Aim of the exercise: Reproduce every entry in the listing without alteration.

[Figure dataset records]
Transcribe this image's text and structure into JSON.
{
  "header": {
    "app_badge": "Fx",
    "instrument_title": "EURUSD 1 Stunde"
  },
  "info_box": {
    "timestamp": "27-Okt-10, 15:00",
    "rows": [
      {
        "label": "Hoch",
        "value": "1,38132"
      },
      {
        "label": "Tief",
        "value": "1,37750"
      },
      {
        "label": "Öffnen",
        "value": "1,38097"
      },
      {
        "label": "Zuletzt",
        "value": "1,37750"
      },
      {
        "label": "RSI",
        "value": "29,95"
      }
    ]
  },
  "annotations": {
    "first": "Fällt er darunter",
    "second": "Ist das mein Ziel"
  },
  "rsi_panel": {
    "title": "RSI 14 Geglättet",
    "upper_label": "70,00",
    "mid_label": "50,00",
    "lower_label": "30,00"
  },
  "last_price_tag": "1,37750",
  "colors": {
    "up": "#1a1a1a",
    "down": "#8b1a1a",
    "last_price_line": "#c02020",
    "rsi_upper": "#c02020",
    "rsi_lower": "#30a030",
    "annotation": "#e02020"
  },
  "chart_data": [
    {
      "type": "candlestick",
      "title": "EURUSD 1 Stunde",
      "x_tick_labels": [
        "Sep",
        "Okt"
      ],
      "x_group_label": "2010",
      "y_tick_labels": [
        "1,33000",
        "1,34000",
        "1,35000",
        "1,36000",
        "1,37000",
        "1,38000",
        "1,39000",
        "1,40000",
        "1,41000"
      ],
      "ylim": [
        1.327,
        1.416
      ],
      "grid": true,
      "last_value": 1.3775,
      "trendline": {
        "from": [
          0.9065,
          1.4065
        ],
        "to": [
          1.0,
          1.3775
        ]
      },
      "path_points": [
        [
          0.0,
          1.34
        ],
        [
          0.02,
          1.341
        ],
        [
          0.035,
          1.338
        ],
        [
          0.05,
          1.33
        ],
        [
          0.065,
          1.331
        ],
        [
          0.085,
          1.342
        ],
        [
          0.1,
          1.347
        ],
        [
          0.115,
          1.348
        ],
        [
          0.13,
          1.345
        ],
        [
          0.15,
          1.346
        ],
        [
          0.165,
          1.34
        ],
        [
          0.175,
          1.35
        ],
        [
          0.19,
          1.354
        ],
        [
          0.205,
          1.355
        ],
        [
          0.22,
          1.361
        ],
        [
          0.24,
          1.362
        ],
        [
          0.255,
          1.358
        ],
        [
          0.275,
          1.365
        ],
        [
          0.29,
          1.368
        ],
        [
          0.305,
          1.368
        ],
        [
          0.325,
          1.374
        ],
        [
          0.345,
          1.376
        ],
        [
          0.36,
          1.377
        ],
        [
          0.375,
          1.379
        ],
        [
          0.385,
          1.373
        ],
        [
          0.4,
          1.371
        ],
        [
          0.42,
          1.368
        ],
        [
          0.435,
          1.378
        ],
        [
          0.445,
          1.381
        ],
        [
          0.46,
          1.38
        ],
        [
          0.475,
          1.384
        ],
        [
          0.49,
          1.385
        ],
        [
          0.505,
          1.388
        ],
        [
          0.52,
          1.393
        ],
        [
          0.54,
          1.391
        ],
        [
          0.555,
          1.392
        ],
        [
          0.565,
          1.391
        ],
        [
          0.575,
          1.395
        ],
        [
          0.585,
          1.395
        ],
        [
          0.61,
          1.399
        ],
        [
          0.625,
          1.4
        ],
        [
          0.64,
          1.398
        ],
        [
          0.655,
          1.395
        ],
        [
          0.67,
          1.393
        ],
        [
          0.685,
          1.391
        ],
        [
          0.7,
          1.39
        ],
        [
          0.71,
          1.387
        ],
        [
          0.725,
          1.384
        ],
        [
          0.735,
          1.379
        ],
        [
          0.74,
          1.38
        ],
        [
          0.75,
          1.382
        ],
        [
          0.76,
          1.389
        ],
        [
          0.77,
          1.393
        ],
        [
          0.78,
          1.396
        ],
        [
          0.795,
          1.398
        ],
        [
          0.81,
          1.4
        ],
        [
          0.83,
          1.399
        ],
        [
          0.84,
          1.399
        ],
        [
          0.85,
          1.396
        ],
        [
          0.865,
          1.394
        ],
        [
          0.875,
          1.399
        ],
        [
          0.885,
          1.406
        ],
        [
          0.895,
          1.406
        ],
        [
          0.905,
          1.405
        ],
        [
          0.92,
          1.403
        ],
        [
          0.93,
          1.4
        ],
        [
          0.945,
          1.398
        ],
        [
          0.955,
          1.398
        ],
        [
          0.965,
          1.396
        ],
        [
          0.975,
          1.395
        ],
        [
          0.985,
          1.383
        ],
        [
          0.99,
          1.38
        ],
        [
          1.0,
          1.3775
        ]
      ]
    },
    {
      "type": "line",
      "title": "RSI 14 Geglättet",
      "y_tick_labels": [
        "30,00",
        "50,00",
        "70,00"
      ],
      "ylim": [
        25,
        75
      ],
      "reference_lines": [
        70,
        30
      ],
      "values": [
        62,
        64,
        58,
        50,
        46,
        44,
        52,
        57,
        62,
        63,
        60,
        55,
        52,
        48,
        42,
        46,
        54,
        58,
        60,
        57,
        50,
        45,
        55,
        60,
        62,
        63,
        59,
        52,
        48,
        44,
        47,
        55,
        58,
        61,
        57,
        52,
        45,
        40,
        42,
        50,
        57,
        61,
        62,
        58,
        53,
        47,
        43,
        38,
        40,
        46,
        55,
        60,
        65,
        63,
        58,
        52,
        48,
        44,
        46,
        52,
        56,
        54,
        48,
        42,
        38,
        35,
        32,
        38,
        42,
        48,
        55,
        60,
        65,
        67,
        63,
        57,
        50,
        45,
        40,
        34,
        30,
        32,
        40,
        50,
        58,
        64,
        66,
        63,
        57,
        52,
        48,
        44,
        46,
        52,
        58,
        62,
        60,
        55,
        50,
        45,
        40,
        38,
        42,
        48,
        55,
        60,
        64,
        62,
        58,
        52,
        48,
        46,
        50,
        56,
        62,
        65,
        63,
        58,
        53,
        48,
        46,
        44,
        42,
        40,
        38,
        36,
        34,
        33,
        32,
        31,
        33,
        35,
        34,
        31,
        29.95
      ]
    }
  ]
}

Result for this exercise:
Transcribe this image's text and structure into JSON.
{
  "header": {
    "app_badge": "Fx",
    "instrument_title": "EURUSD 1 Stunde"
  },
  "info_box": {
    "timestamp": "27-Okt-10, 15:00",
    "rows": [
      {
        "label": "Hoch",
        "value": "1,38132"
      },
      {
        "label": "Tief",
        "value": "1,37750"
      },
      {
        "label": "Öffnen",
        "value": "1,38097"
      },
      {
        "label": "Zuletzt",
        "value": "1,37750"
      },
      {
        "label": "RSI",
        "value": "29,95"
      }
    ]
  },
  "annotations": {
    "first": "Fällt er darunter",
    "second": "Ist das mein Ziel"
  },
  "rsi_panel": {
    "title": "RSI 14 Geglättet",
    "upper_label": "70,00",
    "mid_label": "50,00",
    "lower_label": "30,00"
  },
  "last_price_tag": "1,37750",
  "colors": {
    "up": "#1a1a1a",
    "down": "#8b1a1a",
    "last_price_line": "#c02020",
    "rsi_upper": "#c02020",
    "rsi_lower": "#30a030",
    "annotation": "#e02020"
  },
  "chart_data": [
    {
      "type": "candlestick",
      "title": "EURUSD 1 Stunde",
      "x_tick_labels": [
        "Sep",
        "Okt"
      ],
      "x_group_label": "2010",
      "y_tick_labels": [
        "1,33000",
        "1,34000",
        "1,35000",
        "1,36000",
        "1,37000",
        "1,38000",
        "1,39000",
        "1,40000",
        "1,41000"
      ],
      "ylim": [
        1.327,
        1.416
      ],
      "grid": true,
      "last_value": 1.3775,
      "trendline": {
        "from": [
          0.9065,
          1.4065
        ],
        "to": [
          1.0,
          1.3775
        ]
      },
      "path_points": [
        [
          0.0,
          1.34
        ],
        [
          0.02,
          1.341
        ],
        [
          0.035,
          1.338
        ],
        [
          0.05,
          1.33
        ],
        [
          0.065,
          1.331
        ],
        [
          0.085,
          1.342
        ],
        [
          0.1,
          1.347
        ],
        [
          0.115,
          1.348
        ],
        [
          0.13,
          1.345
        ],
        [
          0.15,
          1.346
        ],
        [
          0.165,
          1.34
        ],
        [
          0.175,
          1.35
        ],
        [
          0.19,
          1.354
        ],
        [
          0.205,
          1.355
        ],
        [
          0.22,
          1.361
        ],
        [
          0.24,
          1.362
        ],
        [
          0.255,
          1.358
        ],
        [
          0.275,
          1.365
        ],
        [
          0.29,
          1.368
        ],
        [
          0.305,
          1.368
        ],
        [
          0.325,
          1.374
        ],
        [
          0.345,
          1.376
        ],
        [
          0.36,
          1.377
        ],
        [
          0.375,
          1.379
        ],
        [
          0.385,
          1.373
        ],
        [
          0.4,
          1.371
        ],
        [
          0.42,
          1.368
        ],
        [
          0.435,
          1.378
        ],
        [
          0.445,
          1.381
        ],
        [
          0.46,
          1.38
        ],
        [
          0.475,
          1.384
        ],
        [
          0.49,
          1.385
        ],
        [
          0.505,
          1.388
        ],
        [
          0.52,
          1.393
        ],
        [
          0.54,
          1.391
        ],
        [
          0.555,
          1.392
        ],
        [
          0.565,
          1.391
        ],
        [
          0.575,
          1.395
        ],
        [
          0.585,
          1.395
        ],
        [
          0.61,
          1.399
        ],
        [
          0.625,
          1.4
        ],
        [
          0.64,
          1.398
        ],
        [
          0.655,
          1.395
        ],
        [
          0.67,
          1.393
        ],
        [
          0.685,
          1.391
        ],
        [
          0.7,
          1.39
        ],
        [
          0.71,
          1.387
        ],
        [
          0.725,
          1.384
        ],
        [
          0.735,
          1.379
        ],
        [
          0.74,
          1.38
        ],
        [
          0.75,
          1.382
        ],
        [
          0.76,
          1.389
        ],
        [
          0.77,
          1.393
        ],
        [
          0.78,
          1.396
        ],
        [
          0.795,
          1.398
        ],
        [
          0.81,
          1.4
        ],
        [
          0.83,
          1.399
        ],
        [
          0.84,
          1.399
        ],
        [
          0.85,
          1.396
        ],
        [
          0.865,
          1.394
        ],
        [
          0.875,
          1.399
        ],
        [
          0.885,
          1.406
        ],
        [
          0.895,
          1.406
        ],
        [
          0.905,
          1.405
        ],
        [
          0.92,
          1.403
        ],
        [
          0.93,
          1.4
        ],
        [
          0.945,
          1.398
        ],
        [
          0.955,
          1.398
        ],
        [
          0.965,
          1.396
        ],
        [
          0.975,
          1.395
        ],
        [
          0.985,
          1.383
        ],
        [
          0.99,
          1.38
        ],
        [
          1.0,
          1.3775
        ]
      ]
    },
    {
      "type": "line",
      "title": "RSI 14 Geglättet",
      "y_tick_labels": [
        "30,00",
        "50,00",
        "70,00"
      ],
      "ylim": [
        25,
        75
      ],
      "reference_lines": [
        70,
        30
      ],
      "values": [
        62,
        64,
        58,
        50,
        46,
        44,
        52,
        57,
        62,
        63,
        60,
        55,
        52,
        48,
        42,
        46,
        54,
        58,
        60,
        57,
        50,
        45,
        55,
        60,
        62,
        63,
        59,
        52,
        48,
        44,
        47,
        55,
        58,
        61,
        57,
        52,
        45,
        40,
        42,
        50,
        57,
        61,
        62,
        58,
        53,
        47,
        43,
        38,
        40,
        46,
        55,
        60,
        65,
        63,
        58,
        52,
        48,
        44,
        46,
        52,
        56,
        54,
        48,
        42,
        38,
        35,
        32,
        38,
        42,
        48,
        55,
        60,
        65,
        67,
        63,
        57,
        50,
        45,
        40,
        34,
        30,
        32,
        40,
        50,
        58,
        64,
        66,
        63,
        57,
        52,
        48,
        44,
        46,
        52,
        58,
        62,
        60,
        55,
        50,
        45,
        40,
        38,
        42,
        48,
        55,
        60,
        64,
        62,
        58,
        52,
        48,
        46,
        50,
        56,
        62,
        65,
        63,
        58,
        53,
        48,
        46,
        44,
        42,
        40,
        38,
        36,
        34,
        33,
        32,
        31,
        33,
        35,
        34,
        31,
        29.95
      ]
    }
  ]
}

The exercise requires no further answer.